-- SET PROBLEM --
Restate exactly, and only, the lines from the one with "Decode this image" through the end of the data, with both of those end lines kept. Drop any pictures.

**********

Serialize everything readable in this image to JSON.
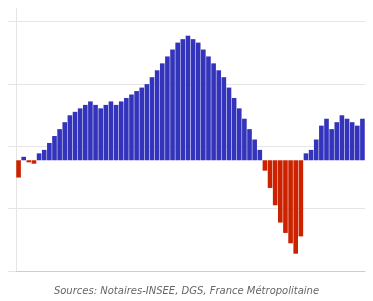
{
  "chart_data": {
    "type": "bar",
    "annotations": [
      "Sources: Notaires-INSEE, DGS, France Métropolitaine"
    ],
    "categories": [
      null,
      null,
      null,
      null,
      null,
      null,
      null,
      null,
      null,
      null,
      null,
      null,
      null,
      null,
      null,
      null,
      null,
      null,
      null,
      null,
      null,
      null,
      null,
      null,
      null,
      null,
      null,
      null,
      null,
      null,
      null,
      null,
      null,
      null,
      null,
      null,
      null,
      null,
      null,
      null,
      null,
      null,
      null,
      null,
      null,
      null,
      null,
      null,
      null,
      null,
      null,
      null,
      null,
      null,
      null,
      null,
      null,
      null,
      null,
      null,
      null,
      null,
      null,
      null,
      null,
      null,
      null,
      null
    ],
    "values": [
      -2.5,
      0.5,
      -0.3,
      -0.5,
      1.0,
      1.5,
      2.5,
      3.5,
      4.5,
      5.5,
      6.5,
      7.0,
      7.5,
      8.0,
      8.5,
      8.0,
      7.5,
      8.0,
      8.5,
      8.0,
      8.5,
      9.0,
      9.5,
      10.0,
      10.5,
      11.0,
      12.0,
      13.0,
      14.0,
      15.0,
      16.0,
      17.0,
      17.5,
      18.0,
      17.5,
      17.0,
      16.0,
      15.0,
      14.0,
      13.0,
      12.0,
      10.5,
      9.0,
      7.5,
      6.0,
      4.5,
      3.0,
      1.5,
      -1.5,
      -4.0,
      -6.5,
      -9.0,
      -10.5,
      -12.0,
      -13.5,
      -11.0,
      1.0,
      1.5,
      3.0,
      5.0,
      6.0,
      4.5,
      5.5,
      6.5,
      6.0,
      5.5,
      5.0,
      6.0
    ],
    "colors": [
      "#cc2200",
      "#3333bb",
      "#cc2200",
      "#cc2200",
      "#3333bb",
      "#3333bb",
      "#3333bb",
      "#3333bb",
      "#3333bb",
      "#3333bb",
      "#3333bb",
      "#3333bb",
      "#3333bb",
      "#3333bb",
      "#3333bb",
      "#3333bb",
      "#3333bb",
      "#3333bb",
      "#3333bb",
      "#3333bb",
      "#3333bb",
      "#3333bb",
      "#3333bb",
      "#3333bb",
      "#3333bb",
      "#3333bb",
      "#3333bb",
      "#3333bb",
      "#3333bb",
      "#3333bb",
      "#3333bb",
      "#3333bb",
      "#3333bb",
      "#3333bb",
      "#3333bb",
      "#3333bb",
      "#3333bb",
      "#3333bb",
      "#3333bb",
      "#3333bb",
      "#3333bb",
      "#3333bb",
      "#3333bb",
      "#3333bb",
      "#3333bb",
      "#3333bb",
      "#3333bb",
      "#3333bb",
      "#cc2200",
      "#cc2200",
      "#cc2200",
      "#cc2200",
      "#cc2200",
      "#cc2200",
      "#cc2200",
      "#cc2200",
      "#3333bb",
      "#3333bb",
      "#3333bb",
      "#3333bb",
      "#3333bb",
      "#3333bb",
      "#3333bb",
      "#3333bb",
      "#3333bb",
      "#3333bb",
      "#3333bb",
      "#3333bb"
    ],
    "ylim": [
      -16,
      22
    ],
    "yticks": [
      -16,
      -7,
      2,
      11,
      20
    ],
    "grid": true,
    "tick_labels": false
  }
}
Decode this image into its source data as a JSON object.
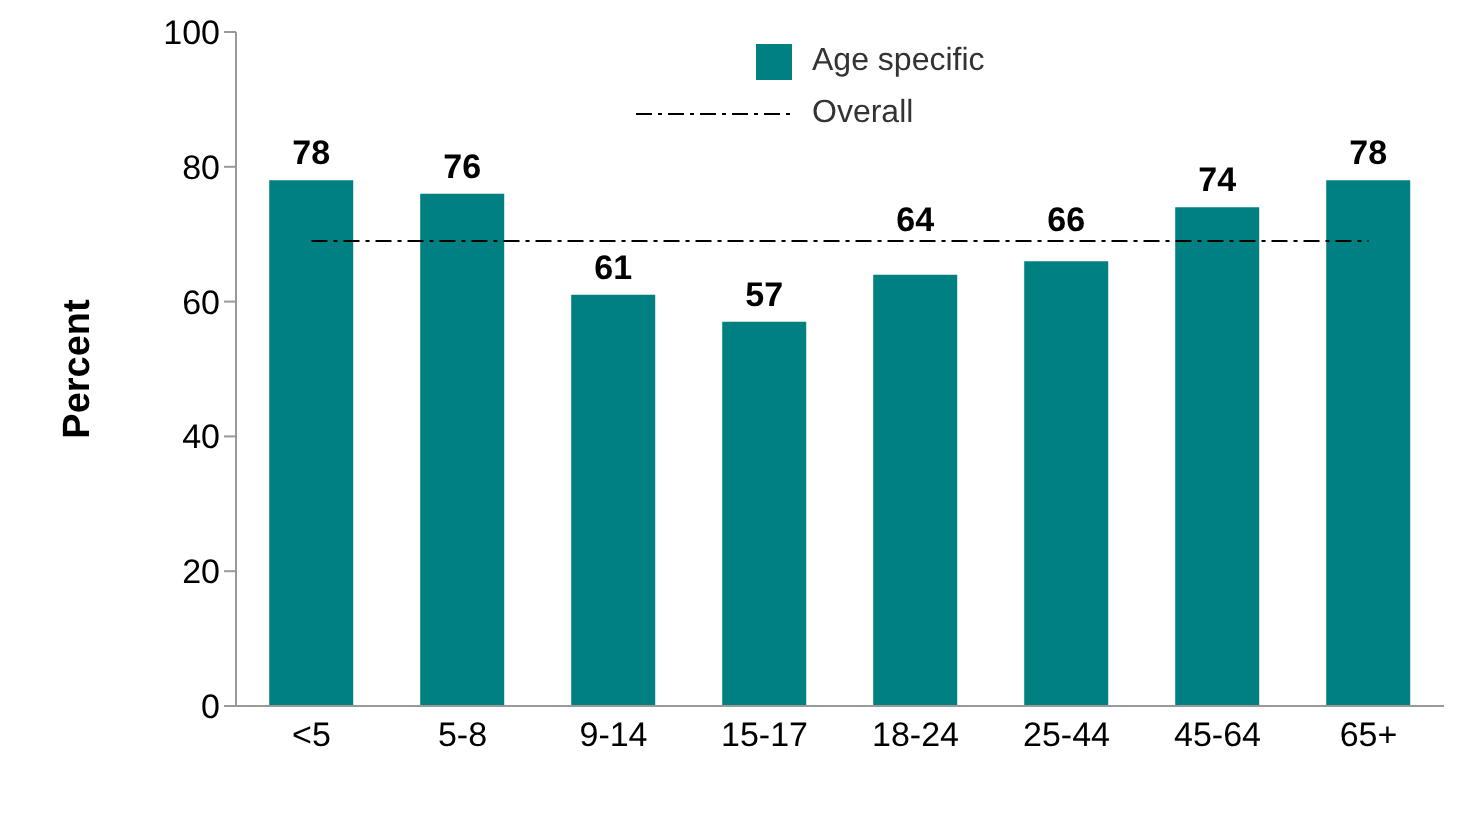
{
  "chart_data": {
    "type": "bar",
    "ylabel": "Percent",
    "categories": [
      "<5",
      "5-8",
      "9-14",
      "15-17",
      "18-24",
      "25-44",
      "45-64",
      "65+"
    ],
    "series": [
      {
        "name": "Age specific",
        "color": "#008080",
        "values": [
          78,
          76,
          61,
          57,
          64,
          66,
          74,
          78
        ]
      }
    ],
    "ylim": [
      0,
      100
    ],
    "yticks": [
      0,
      20,
      40,
      60,
      80,
      100
    ],
    "grid": false,
    "legend": "top",
    "data_labels": true,
    "ref_lines": [
      {
        "axis": "y",
        "value": 69,
        "label": "Overall",
        "color": "#000000",
        "line_style": "dashed"
      }
    ]
  }
}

**********

-- REPLY TO THE EXERCISE --
Decode this image into its source data as a JSON object.
{
  "chart_data": {
    "type": "bar",
    "ylabel": "Percent",
    "categories": [
      "<5",
      "5-8",
      "9-14",
      "15-17",
      "18-24",
      "25-44",
      "45-64",
      "65+"
    ],
    "series": [
      {
        "name": "Age specific",
        "color": "#008080",
        "values": [
          78,
          76,
          61,
          57,
          64,
          66,
          74,
          78
        ]
      }
    ],
    "ylim": [
      0,
      100
    ],
    "yticks": [
      0,
      20,
      40,
      60,
      80,
      100
    ],
    "grid": false,
    "legend": "top",
    "data_labels": true,
    "ref_lines": [
      {
        "axis": "y",
        "value": 69,
        "label": "Overall",
        "color": "#000000",
        "line_style": "dashed"
      }
    ]
  }
}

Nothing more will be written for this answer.